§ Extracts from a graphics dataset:
++++

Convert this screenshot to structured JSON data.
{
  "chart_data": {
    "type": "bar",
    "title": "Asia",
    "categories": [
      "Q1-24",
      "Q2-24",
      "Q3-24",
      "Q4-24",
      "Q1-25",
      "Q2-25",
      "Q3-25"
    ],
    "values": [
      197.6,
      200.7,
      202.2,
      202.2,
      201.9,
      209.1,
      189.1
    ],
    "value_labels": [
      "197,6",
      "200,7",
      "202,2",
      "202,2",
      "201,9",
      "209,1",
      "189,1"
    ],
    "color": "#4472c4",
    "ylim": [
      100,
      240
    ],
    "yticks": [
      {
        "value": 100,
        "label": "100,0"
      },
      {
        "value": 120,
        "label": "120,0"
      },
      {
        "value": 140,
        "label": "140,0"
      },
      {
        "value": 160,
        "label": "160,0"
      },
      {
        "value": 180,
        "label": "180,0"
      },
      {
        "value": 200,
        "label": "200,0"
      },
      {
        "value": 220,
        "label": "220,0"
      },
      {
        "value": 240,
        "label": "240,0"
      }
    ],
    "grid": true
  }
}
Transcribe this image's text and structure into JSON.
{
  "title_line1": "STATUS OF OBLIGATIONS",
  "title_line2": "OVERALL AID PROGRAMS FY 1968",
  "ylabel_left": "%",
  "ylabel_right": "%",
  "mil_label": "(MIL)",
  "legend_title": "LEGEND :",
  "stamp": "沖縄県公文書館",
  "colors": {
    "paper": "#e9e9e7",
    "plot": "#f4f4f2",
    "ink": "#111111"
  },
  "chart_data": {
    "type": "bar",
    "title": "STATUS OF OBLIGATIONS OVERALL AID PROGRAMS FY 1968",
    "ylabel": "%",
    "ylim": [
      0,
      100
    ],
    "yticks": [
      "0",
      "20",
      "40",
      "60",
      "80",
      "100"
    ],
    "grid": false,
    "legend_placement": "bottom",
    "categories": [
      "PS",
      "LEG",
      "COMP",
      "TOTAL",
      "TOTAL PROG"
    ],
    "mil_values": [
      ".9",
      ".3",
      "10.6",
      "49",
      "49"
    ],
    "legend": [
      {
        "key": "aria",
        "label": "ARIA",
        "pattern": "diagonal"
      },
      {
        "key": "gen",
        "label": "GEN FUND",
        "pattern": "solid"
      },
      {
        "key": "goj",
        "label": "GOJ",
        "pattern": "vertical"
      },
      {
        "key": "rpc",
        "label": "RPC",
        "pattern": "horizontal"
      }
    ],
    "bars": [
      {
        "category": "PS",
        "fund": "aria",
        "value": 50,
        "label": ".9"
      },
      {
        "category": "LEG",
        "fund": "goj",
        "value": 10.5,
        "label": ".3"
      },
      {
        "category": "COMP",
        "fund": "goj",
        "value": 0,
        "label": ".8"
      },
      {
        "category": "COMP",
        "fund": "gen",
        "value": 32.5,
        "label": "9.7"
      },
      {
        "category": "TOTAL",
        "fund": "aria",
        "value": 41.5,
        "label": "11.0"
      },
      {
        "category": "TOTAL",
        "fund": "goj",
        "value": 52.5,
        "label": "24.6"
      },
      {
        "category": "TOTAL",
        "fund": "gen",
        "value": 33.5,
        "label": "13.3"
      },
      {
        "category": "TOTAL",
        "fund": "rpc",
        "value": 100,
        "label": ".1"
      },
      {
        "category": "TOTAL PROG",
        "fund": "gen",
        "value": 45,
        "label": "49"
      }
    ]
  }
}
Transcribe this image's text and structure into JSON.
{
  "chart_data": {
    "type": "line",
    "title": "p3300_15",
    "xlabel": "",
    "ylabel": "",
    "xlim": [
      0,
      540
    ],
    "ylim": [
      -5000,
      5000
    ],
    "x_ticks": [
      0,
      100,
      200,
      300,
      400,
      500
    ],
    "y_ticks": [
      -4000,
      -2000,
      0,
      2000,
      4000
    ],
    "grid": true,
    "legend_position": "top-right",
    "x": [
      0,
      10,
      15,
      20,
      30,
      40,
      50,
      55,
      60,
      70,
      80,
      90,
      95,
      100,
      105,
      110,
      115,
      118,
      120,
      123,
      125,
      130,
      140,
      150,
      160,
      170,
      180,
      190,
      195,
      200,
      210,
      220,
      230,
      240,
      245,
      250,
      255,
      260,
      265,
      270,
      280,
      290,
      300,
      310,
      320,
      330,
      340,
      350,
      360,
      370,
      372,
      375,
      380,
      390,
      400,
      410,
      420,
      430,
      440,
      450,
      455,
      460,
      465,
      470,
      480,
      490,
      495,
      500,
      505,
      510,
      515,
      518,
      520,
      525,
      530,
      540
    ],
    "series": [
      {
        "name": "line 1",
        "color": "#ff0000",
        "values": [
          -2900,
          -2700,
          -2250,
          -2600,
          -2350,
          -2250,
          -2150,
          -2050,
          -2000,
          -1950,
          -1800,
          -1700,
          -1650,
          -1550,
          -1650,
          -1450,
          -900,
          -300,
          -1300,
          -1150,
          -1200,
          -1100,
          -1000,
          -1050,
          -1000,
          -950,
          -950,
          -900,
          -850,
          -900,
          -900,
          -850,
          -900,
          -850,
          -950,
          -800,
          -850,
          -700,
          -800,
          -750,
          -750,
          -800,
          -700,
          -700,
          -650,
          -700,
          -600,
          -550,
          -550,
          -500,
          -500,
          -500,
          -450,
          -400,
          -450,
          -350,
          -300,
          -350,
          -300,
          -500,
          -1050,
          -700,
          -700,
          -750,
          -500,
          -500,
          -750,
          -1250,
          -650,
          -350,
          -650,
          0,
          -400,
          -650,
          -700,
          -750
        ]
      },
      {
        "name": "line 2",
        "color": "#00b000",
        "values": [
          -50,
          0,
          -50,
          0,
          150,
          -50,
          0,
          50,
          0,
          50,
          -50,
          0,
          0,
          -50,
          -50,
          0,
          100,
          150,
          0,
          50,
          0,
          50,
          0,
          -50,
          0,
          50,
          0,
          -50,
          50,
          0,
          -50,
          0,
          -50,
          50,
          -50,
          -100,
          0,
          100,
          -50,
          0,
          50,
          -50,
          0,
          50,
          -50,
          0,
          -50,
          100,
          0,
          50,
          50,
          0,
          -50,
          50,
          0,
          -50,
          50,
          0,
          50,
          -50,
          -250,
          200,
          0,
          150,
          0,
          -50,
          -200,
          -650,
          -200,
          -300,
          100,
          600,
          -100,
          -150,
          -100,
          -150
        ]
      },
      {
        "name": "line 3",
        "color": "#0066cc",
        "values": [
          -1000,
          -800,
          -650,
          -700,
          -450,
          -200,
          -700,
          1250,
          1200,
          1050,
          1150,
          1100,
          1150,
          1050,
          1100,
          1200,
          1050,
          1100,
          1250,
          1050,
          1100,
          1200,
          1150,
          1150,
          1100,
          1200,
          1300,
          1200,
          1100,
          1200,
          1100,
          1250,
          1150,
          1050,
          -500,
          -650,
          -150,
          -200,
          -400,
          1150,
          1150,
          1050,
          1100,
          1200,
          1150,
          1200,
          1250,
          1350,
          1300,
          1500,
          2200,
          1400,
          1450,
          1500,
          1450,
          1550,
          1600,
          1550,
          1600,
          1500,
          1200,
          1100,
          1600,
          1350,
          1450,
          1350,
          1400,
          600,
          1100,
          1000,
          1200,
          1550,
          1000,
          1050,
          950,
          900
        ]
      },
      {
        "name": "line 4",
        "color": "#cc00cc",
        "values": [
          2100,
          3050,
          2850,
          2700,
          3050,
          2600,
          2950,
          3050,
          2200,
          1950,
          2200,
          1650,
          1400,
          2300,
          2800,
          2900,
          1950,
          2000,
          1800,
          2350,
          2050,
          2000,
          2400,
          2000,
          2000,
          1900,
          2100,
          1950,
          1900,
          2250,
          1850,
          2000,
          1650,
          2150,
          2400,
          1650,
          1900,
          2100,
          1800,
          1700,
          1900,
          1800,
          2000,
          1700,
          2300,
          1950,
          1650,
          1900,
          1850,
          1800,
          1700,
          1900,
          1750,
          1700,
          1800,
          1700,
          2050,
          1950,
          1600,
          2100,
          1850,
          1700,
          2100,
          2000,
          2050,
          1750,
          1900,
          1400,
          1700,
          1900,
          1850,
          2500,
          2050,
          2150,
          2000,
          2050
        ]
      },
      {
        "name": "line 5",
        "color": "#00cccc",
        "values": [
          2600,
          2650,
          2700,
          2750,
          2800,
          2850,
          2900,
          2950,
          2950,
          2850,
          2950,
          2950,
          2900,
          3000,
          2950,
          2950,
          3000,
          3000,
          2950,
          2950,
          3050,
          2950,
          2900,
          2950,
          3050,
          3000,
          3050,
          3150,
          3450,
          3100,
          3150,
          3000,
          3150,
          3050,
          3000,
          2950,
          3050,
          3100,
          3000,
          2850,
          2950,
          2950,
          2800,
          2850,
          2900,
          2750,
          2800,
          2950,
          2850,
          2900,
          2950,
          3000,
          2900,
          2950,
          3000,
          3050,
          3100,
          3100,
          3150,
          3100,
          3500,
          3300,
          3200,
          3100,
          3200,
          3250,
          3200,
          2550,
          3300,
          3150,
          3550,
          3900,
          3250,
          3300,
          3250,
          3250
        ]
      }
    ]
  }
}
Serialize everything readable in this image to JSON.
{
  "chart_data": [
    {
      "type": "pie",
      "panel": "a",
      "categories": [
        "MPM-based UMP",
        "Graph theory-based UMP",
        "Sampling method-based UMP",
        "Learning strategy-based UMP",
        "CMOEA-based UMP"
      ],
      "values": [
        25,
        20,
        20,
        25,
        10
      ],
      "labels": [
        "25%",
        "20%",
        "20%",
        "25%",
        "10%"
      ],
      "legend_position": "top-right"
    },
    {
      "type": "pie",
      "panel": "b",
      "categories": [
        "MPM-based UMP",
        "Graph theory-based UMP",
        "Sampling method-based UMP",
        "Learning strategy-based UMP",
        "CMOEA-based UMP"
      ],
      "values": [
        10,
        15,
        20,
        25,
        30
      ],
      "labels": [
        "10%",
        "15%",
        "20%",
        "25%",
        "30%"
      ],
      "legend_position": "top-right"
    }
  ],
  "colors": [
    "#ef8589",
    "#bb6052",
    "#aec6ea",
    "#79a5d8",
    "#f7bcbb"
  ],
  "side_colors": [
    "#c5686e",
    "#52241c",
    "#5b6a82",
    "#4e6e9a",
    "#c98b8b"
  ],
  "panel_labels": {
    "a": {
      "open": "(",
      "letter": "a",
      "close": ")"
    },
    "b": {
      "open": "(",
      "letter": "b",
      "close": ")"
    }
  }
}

++++

§ WRITTEN REQUEST: Using the material above, extract the line that contains "Serialize everything readable" and every line after it, exactly as given; stop at the last line.

§ TASK RESULT:
Serialize everything readable in this image to JSON.
{
  "chart_data": [
    {
      "type": "pie",
      "panel": "a",
      "categories": [
        "MPM-based UMP",
        "Graph theory-based UMP",
        "Sampling method-based UMP",
        "Learning strategy-based UMP",
        "CMOEA-based UMP"
      ],
      "values": [
        25,
        20,
        20,
        25,
        10
      ],
      "labels": [
        "25%",
        "20%",
        "20%",
        "25%",
        "10%"
      ],
      "legend_position": "top-right"
    },
    {
      "type": "pie",
      "panel": "b",
      "categories": [
        "MPM-based UMP",
        "Graph theory-based UMP",
        "Sampling method-based UMP",
        "Learning strategy-based UMP",
        "CMOEA-based UMP"
      ],
      "values": [
        10,
        15,
        20,
        25,
        30
      ],
      "labels": [
        "10%",
        "15%",
        "20%",
        "25%",
        "30%"
      ],
      "legend_position": "top-right"
    }
  ],
  "colors": [
    "#ef8589",
    "#bb6052",
    "#aec6ea",
    "#79a5d8",
    "#f7bcbb"
  ],
  "side_colors": [
    "#c5686e",
    "#52241c",
    "#5b6a82",
    "#4e6e9a",
    "#c98b8b"
  ],
  "panel_labels": {
    "a": {
      "open": "(",
      "letter": "a",
      "close": ")"
    },
    "b": {
      "open": "(",
      "letter": "b",
      "close": ")"
    }
  }
}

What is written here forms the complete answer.